SHORT EXERCISE
Report the count of lines below that include "content", without any other text.

-- Start GIVEN RECORDS --

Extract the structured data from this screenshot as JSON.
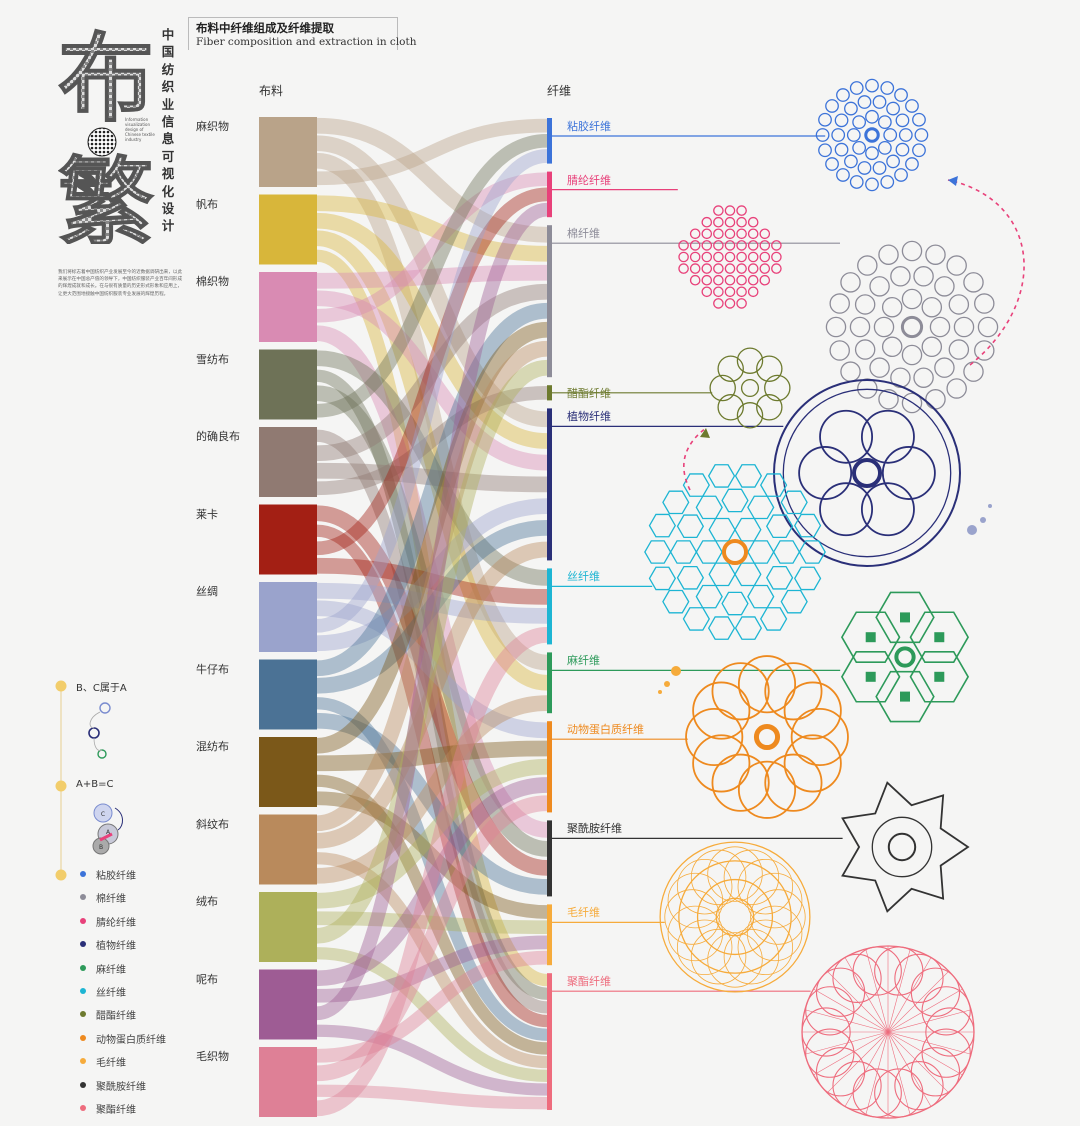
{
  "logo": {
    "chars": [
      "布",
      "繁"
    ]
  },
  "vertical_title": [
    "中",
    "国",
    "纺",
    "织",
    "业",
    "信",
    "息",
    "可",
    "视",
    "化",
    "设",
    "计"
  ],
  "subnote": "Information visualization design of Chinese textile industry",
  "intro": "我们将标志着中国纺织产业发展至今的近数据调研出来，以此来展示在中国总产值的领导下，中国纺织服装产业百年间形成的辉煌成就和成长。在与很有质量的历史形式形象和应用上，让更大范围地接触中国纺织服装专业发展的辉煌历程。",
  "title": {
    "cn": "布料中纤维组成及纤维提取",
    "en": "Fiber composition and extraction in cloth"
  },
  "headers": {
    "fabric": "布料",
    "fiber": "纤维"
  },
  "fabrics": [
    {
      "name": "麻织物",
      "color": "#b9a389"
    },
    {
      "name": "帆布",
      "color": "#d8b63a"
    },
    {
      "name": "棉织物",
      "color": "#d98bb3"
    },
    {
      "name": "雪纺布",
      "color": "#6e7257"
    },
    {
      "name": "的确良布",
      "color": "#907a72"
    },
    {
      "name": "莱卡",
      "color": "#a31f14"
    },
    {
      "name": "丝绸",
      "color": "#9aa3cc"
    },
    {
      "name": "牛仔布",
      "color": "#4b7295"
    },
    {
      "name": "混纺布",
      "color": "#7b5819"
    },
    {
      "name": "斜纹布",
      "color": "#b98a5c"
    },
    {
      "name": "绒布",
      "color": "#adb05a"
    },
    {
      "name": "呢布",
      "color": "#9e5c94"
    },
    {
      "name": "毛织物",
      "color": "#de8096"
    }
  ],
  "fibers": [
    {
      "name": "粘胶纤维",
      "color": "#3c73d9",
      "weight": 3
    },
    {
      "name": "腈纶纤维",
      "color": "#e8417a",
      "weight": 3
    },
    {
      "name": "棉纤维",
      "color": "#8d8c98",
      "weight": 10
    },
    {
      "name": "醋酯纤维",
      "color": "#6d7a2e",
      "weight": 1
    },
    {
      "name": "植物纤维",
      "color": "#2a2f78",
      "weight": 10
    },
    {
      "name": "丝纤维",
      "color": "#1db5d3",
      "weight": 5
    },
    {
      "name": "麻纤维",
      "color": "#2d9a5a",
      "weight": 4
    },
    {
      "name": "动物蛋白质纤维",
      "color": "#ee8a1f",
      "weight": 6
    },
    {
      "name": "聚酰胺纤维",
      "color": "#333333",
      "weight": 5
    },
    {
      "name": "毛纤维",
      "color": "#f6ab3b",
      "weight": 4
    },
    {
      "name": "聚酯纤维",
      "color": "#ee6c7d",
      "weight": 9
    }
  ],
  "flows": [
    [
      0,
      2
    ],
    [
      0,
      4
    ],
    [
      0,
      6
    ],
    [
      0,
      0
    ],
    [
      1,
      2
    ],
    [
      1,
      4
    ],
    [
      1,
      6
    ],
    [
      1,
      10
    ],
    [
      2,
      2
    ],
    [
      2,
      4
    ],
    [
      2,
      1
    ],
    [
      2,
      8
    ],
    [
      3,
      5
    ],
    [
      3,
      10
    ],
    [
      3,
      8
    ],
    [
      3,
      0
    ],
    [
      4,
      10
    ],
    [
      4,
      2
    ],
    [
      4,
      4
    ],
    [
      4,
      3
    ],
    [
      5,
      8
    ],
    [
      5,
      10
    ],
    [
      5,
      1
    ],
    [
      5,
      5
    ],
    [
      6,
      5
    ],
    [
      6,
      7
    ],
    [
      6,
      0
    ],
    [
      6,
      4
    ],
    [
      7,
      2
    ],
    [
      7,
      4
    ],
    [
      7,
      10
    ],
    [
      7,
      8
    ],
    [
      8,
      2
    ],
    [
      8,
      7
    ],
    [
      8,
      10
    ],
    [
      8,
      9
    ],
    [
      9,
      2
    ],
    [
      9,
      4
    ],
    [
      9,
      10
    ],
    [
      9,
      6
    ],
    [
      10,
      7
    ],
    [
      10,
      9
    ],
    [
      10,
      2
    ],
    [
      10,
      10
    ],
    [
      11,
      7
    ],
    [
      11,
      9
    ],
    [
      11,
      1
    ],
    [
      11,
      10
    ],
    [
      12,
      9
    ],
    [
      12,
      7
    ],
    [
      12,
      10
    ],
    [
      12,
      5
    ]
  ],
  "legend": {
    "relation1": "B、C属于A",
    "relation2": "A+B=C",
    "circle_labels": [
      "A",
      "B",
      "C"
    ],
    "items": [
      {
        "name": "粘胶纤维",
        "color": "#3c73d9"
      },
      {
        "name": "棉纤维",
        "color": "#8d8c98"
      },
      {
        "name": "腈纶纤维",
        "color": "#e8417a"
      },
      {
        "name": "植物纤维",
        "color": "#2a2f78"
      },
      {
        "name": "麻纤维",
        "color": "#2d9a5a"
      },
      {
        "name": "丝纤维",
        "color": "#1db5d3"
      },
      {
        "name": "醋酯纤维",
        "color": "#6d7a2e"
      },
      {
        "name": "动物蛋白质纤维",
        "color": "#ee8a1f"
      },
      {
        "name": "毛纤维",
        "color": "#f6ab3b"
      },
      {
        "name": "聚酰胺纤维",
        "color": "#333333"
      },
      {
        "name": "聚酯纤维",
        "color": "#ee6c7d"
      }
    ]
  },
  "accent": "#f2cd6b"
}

-- End GIVEN RECORDS --
-- Start GIVEN RECORDS --

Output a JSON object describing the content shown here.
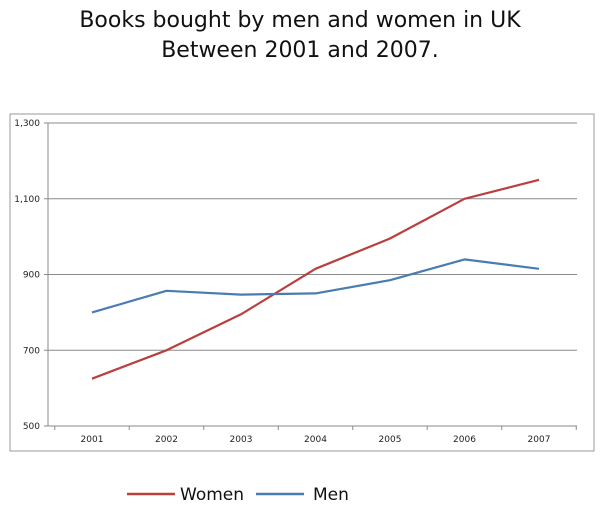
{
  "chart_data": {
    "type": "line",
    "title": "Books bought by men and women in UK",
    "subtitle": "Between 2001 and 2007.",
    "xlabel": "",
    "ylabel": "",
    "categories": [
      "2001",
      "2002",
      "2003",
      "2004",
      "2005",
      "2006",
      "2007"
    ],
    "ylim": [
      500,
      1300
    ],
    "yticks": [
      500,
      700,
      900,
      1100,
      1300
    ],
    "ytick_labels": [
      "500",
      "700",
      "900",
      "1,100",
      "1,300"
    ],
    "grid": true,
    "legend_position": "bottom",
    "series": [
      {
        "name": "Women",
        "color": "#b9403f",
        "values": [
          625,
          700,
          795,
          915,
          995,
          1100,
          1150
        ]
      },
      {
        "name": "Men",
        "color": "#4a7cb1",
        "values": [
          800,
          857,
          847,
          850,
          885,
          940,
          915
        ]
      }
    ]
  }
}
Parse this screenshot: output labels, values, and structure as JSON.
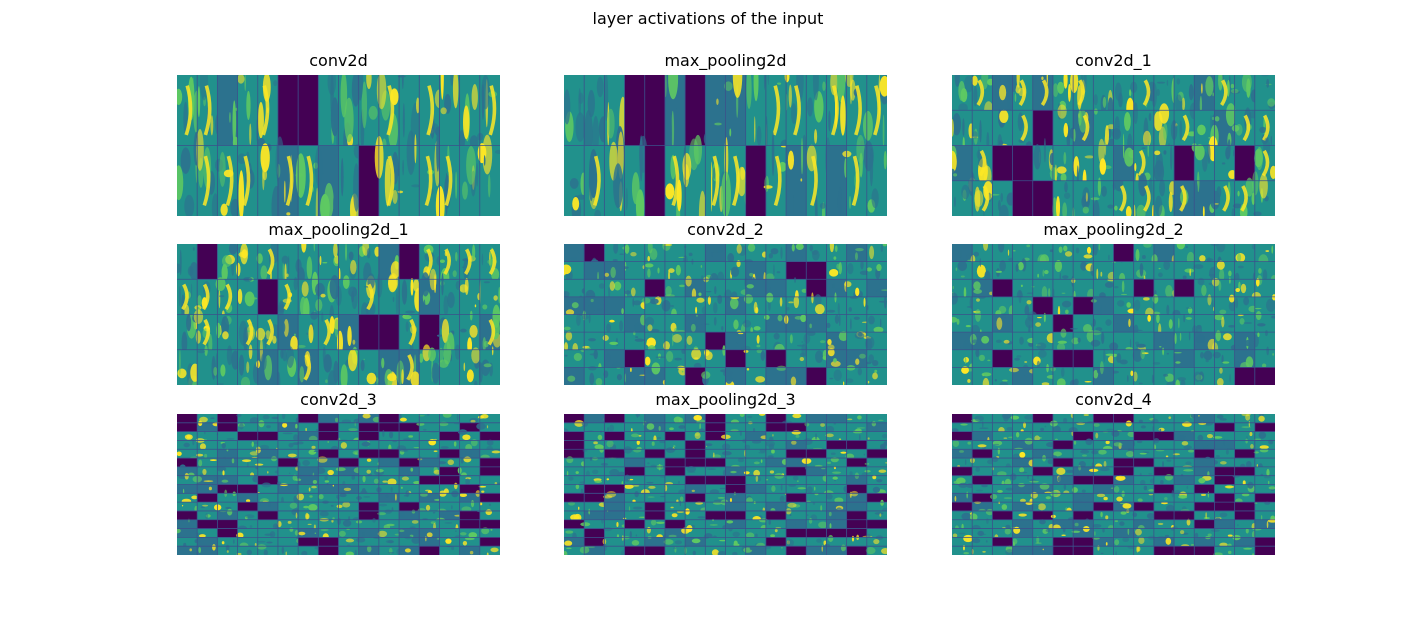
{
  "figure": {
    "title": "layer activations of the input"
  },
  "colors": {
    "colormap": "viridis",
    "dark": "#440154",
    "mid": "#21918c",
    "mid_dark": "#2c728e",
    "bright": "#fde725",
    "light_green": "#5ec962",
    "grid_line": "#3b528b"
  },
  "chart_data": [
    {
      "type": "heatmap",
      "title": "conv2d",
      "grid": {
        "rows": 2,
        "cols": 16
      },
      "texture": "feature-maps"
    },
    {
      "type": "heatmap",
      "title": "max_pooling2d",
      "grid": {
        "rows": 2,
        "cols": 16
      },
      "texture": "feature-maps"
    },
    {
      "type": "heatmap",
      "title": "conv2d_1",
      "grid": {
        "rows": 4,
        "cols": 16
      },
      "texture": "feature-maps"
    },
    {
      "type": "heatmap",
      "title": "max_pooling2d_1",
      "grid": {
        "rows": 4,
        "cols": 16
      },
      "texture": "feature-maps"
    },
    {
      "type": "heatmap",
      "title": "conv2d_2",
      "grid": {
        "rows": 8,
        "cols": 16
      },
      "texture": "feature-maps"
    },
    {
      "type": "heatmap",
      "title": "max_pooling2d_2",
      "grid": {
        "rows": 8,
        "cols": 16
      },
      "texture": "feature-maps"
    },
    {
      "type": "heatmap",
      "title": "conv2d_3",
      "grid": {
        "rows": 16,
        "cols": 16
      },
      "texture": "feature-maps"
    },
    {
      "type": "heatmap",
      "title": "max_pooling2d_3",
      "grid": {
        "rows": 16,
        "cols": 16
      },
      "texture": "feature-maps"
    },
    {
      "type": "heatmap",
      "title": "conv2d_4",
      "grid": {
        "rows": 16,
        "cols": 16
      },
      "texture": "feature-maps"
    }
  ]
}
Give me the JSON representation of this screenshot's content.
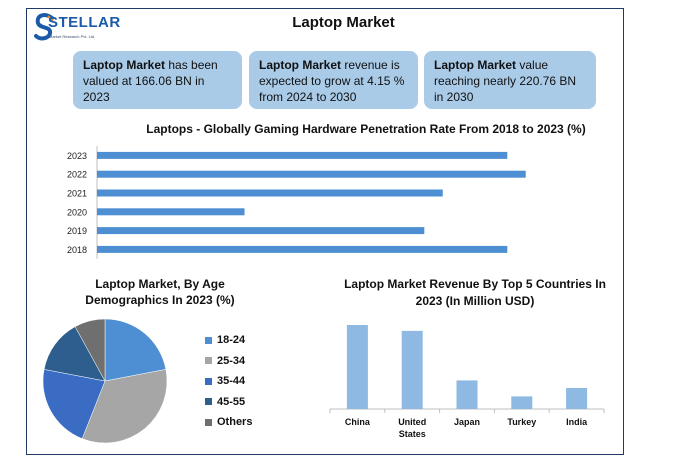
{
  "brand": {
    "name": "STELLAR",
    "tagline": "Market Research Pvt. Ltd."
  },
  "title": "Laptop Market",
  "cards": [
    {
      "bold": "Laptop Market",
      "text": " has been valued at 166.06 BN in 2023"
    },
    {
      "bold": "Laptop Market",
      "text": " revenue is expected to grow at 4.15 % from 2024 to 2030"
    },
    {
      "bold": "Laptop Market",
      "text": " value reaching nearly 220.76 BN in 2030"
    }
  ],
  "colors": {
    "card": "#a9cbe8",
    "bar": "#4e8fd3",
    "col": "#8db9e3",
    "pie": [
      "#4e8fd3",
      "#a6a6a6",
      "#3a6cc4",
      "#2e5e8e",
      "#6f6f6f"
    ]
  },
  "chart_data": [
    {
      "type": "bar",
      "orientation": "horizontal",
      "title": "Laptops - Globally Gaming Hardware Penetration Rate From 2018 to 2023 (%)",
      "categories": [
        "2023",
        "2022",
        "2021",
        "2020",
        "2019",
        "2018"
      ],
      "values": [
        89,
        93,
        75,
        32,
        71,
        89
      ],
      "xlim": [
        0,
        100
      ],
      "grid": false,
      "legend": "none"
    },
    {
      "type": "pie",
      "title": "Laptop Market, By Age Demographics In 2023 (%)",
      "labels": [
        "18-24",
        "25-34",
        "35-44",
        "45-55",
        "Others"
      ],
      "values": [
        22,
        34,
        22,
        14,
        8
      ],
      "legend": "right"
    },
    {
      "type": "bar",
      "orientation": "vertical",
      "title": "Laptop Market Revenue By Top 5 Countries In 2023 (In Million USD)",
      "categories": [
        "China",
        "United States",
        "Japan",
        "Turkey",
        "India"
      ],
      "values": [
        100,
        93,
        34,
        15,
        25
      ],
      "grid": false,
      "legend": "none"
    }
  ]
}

-- End GIVEN RECORDS --
-- Start GIVEN RECORDS --

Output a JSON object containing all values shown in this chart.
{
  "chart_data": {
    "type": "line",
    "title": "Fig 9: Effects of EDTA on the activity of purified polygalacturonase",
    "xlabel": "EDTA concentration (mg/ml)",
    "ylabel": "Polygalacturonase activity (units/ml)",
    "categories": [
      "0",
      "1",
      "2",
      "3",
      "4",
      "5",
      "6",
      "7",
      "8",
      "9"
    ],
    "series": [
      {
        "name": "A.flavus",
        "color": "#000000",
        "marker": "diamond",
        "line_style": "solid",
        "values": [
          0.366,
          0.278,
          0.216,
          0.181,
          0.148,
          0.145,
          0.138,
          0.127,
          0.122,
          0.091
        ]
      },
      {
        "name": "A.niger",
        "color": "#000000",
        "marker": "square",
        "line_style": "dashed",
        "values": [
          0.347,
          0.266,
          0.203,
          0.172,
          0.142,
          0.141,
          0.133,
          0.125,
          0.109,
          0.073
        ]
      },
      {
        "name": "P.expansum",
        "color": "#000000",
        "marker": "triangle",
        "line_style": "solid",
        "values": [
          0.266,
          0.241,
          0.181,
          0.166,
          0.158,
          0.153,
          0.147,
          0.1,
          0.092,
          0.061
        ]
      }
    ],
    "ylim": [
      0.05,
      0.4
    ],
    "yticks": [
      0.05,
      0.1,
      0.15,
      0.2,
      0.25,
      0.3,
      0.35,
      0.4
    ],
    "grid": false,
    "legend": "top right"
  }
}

-- End GIVEN RECORDS --

OUTPUT FOR THIS EXERCISE
2